### Your goal
Lines containing the string "value" are to be counted; report the number and nothing more.

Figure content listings
────────────────
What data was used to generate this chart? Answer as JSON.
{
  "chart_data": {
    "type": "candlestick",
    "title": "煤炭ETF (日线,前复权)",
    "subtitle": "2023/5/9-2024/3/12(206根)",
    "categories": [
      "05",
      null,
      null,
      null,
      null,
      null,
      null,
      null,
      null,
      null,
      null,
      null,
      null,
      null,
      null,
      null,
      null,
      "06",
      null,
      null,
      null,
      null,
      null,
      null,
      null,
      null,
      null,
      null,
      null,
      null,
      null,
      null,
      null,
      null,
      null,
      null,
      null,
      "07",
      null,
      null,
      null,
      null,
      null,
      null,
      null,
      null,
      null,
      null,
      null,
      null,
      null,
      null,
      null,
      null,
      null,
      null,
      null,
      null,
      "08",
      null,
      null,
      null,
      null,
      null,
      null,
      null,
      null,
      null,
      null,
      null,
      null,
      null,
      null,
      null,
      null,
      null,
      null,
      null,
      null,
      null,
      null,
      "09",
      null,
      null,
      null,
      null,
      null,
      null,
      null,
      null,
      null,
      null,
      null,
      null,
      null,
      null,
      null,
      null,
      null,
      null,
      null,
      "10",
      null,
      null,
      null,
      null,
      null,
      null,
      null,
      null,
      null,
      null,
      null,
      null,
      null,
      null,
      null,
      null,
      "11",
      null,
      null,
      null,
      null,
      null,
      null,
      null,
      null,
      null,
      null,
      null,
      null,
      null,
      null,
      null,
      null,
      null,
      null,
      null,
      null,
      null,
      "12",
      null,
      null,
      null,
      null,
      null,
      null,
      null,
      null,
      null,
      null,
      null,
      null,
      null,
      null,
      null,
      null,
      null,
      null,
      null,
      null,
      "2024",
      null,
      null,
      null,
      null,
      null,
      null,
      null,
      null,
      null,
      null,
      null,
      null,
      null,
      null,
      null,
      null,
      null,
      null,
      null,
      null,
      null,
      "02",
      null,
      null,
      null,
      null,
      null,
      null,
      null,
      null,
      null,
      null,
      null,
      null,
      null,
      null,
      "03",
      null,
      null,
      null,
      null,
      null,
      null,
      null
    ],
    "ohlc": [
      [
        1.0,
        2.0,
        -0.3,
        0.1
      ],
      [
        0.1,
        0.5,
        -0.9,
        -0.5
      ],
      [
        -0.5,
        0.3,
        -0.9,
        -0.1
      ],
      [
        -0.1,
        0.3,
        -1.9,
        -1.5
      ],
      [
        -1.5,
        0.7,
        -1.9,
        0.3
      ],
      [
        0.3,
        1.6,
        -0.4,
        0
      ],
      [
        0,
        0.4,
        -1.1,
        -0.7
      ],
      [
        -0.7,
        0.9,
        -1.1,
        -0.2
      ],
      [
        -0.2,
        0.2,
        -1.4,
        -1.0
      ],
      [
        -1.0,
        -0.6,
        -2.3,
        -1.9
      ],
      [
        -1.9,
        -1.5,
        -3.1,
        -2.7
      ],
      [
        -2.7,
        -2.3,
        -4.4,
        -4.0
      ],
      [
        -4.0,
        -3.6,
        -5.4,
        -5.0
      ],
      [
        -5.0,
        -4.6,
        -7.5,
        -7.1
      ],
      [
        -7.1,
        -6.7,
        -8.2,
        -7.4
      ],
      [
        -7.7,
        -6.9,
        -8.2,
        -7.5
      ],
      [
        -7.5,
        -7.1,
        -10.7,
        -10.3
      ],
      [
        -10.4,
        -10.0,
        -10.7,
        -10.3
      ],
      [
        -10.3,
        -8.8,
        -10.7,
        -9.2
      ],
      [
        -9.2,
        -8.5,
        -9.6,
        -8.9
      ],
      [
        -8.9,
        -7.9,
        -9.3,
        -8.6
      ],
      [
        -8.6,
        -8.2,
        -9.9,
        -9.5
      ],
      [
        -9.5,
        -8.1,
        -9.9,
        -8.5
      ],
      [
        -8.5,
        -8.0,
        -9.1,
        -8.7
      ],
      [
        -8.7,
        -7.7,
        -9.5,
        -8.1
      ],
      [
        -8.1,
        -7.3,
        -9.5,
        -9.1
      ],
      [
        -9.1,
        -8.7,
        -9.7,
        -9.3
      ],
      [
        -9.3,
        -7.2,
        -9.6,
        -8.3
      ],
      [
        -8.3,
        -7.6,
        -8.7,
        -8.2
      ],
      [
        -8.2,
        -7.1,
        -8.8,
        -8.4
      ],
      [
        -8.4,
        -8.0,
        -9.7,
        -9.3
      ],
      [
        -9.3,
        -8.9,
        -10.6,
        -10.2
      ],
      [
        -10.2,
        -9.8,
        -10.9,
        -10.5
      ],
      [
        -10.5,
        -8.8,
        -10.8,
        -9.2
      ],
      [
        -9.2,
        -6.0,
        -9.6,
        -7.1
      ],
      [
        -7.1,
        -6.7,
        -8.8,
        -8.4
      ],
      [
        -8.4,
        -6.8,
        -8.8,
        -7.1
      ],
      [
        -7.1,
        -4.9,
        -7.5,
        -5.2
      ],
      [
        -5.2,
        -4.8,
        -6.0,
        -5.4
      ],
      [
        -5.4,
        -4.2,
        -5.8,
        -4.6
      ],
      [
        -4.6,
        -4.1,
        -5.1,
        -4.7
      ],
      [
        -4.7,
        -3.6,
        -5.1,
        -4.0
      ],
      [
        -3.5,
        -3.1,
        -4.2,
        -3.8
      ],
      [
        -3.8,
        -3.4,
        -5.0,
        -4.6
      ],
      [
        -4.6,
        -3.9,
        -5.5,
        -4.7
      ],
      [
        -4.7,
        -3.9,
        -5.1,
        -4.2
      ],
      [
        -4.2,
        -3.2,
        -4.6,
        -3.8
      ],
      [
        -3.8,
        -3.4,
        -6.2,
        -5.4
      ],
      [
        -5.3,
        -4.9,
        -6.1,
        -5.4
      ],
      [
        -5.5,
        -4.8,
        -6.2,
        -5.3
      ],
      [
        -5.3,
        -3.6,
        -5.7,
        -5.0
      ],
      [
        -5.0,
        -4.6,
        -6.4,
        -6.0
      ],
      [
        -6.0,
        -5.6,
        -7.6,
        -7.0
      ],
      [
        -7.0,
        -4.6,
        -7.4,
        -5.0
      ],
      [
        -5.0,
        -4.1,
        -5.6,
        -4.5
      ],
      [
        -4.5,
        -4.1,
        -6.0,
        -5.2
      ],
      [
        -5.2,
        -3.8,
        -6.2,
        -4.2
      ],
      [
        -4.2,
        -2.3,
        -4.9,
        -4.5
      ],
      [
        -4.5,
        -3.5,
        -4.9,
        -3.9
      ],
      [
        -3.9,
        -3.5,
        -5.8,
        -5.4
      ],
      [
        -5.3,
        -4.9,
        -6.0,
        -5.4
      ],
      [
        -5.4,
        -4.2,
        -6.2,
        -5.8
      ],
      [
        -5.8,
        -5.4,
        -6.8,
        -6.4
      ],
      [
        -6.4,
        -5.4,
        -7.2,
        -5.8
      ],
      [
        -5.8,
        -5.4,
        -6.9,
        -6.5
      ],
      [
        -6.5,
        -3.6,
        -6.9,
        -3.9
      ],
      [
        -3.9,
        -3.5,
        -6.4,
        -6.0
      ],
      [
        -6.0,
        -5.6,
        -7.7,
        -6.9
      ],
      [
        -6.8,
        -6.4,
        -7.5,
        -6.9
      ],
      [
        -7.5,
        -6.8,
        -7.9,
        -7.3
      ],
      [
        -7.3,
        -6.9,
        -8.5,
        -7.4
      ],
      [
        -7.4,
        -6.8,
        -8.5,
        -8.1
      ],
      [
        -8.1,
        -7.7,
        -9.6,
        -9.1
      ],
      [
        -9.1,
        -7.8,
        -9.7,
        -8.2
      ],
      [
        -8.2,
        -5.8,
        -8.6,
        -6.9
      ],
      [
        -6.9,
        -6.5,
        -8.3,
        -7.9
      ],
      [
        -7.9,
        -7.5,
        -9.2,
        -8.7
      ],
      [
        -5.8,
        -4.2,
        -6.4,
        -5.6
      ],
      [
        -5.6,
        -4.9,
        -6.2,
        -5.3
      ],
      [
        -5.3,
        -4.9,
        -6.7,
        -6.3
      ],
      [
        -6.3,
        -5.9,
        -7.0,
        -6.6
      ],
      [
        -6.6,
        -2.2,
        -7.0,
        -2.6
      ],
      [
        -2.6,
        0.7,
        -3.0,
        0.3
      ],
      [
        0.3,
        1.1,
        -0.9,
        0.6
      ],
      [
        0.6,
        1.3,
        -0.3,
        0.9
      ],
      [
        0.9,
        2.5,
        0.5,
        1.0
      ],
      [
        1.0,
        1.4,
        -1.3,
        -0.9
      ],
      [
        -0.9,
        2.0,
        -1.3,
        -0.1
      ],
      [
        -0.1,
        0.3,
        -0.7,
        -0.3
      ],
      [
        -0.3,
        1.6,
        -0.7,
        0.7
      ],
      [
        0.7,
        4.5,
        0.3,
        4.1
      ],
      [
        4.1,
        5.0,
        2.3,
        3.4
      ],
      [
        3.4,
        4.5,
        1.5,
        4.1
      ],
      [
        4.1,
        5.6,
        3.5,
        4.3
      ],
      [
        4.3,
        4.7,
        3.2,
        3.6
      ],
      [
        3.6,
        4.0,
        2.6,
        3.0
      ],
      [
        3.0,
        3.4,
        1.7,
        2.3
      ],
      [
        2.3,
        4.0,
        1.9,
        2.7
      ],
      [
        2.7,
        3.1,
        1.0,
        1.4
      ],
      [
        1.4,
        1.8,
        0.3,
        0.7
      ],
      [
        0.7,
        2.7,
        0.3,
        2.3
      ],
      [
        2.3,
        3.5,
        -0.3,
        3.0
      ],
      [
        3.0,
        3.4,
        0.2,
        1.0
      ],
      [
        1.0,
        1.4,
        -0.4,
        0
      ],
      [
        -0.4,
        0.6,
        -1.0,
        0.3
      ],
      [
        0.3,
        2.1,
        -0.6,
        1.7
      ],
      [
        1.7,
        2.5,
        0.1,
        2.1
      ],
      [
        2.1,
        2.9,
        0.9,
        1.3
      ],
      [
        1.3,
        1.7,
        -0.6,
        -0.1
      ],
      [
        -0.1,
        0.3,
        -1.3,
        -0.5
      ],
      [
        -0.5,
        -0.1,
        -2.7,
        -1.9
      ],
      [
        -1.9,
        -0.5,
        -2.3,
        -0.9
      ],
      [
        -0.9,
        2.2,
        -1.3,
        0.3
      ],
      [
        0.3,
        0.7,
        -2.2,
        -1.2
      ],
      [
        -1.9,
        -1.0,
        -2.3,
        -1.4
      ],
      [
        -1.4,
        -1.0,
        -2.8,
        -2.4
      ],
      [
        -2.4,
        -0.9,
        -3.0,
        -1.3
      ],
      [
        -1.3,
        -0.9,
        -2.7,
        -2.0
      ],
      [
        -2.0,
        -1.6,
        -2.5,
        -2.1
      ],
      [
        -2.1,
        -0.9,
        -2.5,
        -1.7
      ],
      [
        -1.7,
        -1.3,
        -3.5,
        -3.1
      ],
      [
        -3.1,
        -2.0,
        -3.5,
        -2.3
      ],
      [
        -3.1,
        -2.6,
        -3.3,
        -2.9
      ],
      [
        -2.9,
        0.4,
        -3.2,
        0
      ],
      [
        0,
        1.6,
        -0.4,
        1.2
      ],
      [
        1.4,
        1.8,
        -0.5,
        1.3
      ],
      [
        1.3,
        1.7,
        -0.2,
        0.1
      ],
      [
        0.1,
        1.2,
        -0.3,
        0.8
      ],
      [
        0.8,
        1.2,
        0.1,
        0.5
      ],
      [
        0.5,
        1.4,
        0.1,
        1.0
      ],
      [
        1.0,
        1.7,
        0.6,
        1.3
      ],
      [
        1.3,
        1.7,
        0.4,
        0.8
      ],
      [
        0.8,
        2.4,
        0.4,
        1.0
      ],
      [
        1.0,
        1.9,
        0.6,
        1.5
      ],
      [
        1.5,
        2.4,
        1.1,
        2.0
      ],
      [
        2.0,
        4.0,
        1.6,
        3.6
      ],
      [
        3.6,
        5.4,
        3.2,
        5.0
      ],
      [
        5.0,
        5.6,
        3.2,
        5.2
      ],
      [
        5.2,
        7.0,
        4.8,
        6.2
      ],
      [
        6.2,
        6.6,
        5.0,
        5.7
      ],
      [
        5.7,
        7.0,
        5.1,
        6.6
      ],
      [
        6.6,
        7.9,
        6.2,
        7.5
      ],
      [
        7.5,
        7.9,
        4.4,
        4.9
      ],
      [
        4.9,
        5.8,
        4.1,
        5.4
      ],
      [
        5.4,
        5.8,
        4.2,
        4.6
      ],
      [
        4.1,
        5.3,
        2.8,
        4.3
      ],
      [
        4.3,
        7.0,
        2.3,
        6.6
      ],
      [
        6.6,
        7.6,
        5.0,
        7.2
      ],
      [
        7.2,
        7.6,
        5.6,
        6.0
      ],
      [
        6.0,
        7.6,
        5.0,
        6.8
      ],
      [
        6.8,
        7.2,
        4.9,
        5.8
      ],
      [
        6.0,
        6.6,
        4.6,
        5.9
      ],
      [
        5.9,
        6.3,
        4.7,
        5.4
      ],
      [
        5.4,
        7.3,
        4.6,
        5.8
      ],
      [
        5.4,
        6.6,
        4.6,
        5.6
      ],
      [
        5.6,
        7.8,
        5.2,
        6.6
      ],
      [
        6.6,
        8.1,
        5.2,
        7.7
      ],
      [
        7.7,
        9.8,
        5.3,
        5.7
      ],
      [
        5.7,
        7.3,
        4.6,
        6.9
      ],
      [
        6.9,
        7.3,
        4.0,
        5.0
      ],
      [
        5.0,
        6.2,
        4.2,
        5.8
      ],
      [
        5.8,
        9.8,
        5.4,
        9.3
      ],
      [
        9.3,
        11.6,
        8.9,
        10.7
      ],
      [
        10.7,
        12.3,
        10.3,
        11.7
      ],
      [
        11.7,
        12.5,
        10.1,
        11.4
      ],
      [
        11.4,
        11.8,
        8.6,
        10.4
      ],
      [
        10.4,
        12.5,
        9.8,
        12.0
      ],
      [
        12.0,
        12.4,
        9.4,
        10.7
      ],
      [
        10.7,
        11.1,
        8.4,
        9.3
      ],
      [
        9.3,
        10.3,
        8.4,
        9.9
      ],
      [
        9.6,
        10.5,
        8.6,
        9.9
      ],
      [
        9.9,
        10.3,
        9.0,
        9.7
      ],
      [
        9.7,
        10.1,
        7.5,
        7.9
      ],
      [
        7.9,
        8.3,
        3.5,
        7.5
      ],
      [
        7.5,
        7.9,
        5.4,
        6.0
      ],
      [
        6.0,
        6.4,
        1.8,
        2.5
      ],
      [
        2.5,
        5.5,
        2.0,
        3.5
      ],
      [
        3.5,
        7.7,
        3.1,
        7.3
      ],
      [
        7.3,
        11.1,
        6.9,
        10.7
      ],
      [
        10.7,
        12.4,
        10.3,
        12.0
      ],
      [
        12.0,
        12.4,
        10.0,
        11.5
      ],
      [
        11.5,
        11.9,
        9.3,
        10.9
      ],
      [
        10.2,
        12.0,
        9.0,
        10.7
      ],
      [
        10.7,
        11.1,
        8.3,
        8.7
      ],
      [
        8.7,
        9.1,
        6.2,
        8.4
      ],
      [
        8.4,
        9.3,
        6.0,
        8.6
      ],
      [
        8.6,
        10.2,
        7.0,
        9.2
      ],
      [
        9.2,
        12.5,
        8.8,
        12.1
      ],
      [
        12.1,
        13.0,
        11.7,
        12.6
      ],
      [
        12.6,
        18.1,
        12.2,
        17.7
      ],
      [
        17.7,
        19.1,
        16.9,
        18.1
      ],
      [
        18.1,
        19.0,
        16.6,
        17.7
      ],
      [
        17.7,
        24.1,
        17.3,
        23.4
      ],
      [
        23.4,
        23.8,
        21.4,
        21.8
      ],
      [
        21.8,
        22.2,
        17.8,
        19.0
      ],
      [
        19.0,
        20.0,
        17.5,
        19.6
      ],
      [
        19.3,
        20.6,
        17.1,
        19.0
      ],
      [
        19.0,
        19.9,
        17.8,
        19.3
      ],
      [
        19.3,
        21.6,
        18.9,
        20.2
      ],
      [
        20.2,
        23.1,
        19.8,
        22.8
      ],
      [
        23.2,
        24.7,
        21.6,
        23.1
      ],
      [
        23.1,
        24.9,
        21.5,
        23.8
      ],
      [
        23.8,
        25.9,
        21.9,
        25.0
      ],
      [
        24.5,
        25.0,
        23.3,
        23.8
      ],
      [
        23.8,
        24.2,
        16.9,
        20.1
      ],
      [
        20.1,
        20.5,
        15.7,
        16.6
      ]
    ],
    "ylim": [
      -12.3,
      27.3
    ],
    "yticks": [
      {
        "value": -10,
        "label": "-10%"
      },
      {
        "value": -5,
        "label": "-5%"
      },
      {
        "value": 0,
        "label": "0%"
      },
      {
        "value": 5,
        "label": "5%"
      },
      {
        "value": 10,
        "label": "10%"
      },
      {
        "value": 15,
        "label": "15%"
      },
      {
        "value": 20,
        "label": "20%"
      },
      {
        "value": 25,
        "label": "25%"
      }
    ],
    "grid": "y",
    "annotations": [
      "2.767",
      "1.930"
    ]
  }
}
────────────────
### Written reply
8